The task: Please format the lines from the start of the listing through the line containing "value-label: 2.8% bbox=[771, 316, 809, 333]", inclusive, as a JSON list of strings with one string per line, leaving out any blank lines.

Records supplied:
------------------------------

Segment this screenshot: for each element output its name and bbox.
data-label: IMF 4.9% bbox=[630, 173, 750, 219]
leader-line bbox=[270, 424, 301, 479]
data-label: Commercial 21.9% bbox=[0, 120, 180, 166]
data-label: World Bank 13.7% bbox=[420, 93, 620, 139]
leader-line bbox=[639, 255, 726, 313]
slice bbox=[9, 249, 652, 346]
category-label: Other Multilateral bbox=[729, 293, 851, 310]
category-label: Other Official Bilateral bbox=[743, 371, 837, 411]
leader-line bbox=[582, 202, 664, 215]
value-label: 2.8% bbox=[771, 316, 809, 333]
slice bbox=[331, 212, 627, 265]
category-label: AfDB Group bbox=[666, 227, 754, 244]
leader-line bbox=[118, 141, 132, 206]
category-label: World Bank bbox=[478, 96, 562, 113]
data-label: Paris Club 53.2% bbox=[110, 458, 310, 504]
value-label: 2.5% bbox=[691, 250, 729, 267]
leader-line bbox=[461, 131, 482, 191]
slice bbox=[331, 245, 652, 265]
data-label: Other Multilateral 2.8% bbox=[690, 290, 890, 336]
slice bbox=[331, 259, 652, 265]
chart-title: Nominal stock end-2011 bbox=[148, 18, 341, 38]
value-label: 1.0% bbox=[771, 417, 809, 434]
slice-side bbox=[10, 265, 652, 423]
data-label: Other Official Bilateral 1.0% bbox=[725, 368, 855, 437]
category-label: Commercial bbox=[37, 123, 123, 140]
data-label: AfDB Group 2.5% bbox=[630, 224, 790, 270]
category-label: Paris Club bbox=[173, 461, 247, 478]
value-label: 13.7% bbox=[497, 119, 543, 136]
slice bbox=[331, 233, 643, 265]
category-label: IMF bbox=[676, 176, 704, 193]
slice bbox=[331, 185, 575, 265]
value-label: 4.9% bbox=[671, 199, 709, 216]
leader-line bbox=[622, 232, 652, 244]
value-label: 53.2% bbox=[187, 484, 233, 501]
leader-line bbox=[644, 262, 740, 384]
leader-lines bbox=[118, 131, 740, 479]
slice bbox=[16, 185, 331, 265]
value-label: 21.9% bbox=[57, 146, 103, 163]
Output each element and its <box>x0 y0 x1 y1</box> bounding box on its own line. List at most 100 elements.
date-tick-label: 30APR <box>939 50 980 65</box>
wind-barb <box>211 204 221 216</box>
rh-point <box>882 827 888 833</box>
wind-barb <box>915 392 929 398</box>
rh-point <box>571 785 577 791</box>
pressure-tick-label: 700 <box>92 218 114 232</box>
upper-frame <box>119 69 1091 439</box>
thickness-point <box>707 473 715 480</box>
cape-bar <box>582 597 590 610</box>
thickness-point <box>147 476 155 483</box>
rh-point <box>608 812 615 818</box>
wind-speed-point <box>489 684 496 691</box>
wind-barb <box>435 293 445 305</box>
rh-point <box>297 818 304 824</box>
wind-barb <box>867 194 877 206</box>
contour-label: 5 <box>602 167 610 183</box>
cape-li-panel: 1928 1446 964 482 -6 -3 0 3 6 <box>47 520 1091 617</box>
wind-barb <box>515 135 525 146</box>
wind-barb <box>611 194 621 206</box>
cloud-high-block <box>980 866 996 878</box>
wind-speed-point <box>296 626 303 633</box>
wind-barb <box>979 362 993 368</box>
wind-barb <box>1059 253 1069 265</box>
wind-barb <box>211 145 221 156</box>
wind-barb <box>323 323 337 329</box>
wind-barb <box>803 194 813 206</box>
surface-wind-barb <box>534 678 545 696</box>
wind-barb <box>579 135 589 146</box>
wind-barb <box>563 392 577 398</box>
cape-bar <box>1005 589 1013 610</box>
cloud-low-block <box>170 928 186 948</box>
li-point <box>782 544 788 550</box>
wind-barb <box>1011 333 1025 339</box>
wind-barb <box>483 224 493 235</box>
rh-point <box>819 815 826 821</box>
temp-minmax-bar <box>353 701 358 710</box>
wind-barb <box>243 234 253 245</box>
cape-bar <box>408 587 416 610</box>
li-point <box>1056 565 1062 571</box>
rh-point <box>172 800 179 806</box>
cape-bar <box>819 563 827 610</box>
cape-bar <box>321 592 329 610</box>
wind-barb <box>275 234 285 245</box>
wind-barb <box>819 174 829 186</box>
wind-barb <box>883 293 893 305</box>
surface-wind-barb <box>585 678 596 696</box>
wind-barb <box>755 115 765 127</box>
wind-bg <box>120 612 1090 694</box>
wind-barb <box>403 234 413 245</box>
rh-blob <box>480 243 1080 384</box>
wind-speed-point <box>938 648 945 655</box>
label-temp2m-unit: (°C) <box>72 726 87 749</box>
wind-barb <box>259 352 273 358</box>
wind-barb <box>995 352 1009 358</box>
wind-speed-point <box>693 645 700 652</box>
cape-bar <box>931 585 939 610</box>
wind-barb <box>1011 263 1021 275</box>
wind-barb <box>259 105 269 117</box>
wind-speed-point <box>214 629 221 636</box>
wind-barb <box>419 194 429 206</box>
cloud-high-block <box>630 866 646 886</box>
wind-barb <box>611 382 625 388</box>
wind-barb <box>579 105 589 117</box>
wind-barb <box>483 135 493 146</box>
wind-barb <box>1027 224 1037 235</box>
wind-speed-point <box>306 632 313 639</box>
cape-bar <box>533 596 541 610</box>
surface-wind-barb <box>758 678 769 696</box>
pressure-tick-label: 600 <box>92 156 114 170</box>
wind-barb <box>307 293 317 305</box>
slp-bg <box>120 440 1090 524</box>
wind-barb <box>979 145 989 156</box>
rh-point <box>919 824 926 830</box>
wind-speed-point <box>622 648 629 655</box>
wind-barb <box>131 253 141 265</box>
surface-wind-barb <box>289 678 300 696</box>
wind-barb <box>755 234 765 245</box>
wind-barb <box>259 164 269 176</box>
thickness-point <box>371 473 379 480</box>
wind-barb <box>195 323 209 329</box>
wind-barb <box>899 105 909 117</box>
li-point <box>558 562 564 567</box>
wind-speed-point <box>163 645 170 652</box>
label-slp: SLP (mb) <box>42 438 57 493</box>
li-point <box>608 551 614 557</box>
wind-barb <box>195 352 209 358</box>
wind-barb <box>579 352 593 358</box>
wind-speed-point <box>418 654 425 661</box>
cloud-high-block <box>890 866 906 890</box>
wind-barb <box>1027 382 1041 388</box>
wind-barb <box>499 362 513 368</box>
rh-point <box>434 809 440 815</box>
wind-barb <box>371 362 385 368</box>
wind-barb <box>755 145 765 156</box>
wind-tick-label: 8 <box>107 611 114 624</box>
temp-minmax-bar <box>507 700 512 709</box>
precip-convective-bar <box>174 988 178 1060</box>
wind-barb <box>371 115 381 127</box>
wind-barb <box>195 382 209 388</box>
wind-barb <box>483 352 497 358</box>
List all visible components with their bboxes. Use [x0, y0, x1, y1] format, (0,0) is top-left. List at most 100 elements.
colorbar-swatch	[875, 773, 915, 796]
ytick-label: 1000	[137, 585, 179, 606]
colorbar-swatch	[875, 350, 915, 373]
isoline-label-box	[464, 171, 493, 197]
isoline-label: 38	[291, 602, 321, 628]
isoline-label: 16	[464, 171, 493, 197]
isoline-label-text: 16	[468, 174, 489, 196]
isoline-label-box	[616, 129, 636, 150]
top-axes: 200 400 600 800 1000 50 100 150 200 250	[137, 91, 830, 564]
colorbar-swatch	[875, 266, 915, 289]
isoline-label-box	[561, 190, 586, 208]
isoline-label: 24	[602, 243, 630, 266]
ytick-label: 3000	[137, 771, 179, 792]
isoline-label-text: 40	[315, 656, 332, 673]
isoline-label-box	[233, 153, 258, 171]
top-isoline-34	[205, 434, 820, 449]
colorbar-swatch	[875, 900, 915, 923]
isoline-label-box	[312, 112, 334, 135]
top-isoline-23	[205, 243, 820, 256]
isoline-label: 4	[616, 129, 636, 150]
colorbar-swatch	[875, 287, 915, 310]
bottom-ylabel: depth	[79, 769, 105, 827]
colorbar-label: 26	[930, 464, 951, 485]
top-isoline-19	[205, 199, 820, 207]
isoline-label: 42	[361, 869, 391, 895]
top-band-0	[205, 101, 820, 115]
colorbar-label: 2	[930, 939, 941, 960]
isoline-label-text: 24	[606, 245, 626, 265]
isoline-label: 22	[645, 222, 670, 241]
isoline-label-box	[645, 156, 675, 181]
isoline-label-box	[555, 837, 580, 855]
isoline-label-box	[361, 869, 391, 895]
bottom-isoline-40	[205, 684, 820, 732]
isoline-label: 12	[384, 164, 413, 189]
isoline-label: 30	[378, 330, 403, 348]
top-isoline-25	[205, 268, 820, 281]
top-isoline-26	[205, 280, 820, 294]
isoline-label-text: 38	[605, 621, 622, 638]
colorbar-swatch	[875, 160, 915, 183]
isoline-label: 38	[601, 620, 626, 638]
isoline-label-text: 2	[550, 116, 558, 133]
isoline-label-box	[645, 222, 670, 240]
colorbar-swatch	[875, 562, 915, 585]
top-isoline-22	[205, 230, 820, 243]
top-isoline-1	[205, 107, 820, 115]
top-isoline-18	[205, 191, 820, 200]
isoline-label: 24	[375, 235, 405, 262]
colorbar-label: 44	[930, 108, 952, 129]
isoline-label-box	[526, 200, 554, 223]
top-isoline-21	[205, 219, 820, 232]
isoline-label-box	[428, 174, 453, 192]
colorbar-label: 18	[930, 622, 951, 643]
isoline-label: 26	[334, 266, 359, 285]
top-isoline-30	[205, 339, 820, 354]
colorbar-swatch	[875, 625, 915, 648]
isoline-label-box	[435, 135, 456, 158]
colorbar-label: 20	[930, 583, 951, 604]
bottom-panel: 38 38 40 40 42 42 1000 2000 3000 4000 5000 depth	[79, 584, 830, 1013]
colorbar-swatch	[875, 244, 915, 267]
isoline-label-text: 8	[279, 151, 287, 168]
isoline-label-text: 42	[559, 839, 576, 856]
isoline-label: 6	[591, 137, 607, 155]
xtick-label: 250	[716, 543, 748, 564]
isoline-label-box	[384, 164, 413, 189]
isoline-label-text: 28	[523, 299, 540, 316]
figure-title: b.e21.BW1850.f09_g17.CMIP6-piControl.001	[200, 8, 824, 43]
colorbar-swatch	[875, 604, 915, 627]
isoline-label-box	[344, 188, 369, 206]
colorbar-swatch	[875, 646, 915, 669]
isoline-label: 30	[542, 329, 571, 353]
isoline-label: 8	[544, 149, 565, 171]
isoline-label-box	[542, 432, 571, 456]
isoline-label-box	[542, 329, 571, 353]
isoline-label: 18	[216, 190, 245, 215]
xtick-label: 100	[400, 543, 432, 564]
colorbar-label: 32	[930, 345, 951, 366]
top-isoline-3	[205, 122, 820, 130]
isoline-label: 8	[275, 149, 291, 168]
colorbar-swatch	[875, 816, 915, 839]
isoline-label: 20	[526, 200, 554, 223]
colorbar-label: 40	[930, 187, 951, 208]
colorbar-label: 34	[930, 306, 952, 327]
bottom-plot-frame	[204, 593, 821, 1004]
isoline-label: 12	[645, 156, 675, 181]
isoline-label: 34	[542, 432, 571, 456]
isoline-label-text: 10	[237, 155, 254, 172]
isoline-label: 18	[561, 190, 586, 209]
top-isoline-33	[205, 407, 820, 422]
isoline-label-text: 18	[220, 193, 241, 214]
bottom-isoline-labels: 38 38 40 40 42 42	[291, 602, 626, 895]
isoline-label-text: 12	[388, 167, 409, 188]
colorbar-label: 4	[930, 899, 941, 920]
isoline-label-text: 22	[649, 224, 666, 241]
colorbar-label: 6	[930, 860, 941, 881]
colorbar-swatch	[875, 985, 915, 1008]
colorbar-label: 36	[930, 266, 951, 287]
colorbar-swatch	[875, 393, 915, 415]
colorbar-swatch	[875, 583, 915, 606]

------------------------------

Result for this exercise:
[
  "Segment this screenshot: for each element output its name and bbox.",
  "data-label: IMF 4.9% bbox=[630, 173, 750, 219]",
  "leader-line bbox=[270, 424, 301, 479]",
  "data-label: Commercial 21.9% bbox=[0, 120, 180, 166]",
  "data-label: World Bank 13.7% bbox=[420, 93, 620, 139]",
  "leader-line bbox=[639, 255, 726, 313]",
  "slice bbox=[9, 249, 652, 346]",
  "category-label: Other Multilateral bbox=[729, 293, 851, 310]",
  "category-label: Other Official Bilateral bbox=[743, 371, 837, 411]",
  "leader-line bbox=[582, 202, 664, 215]",
  "value-label: 2.8% bbox=[771, 316, 809, 333]"
]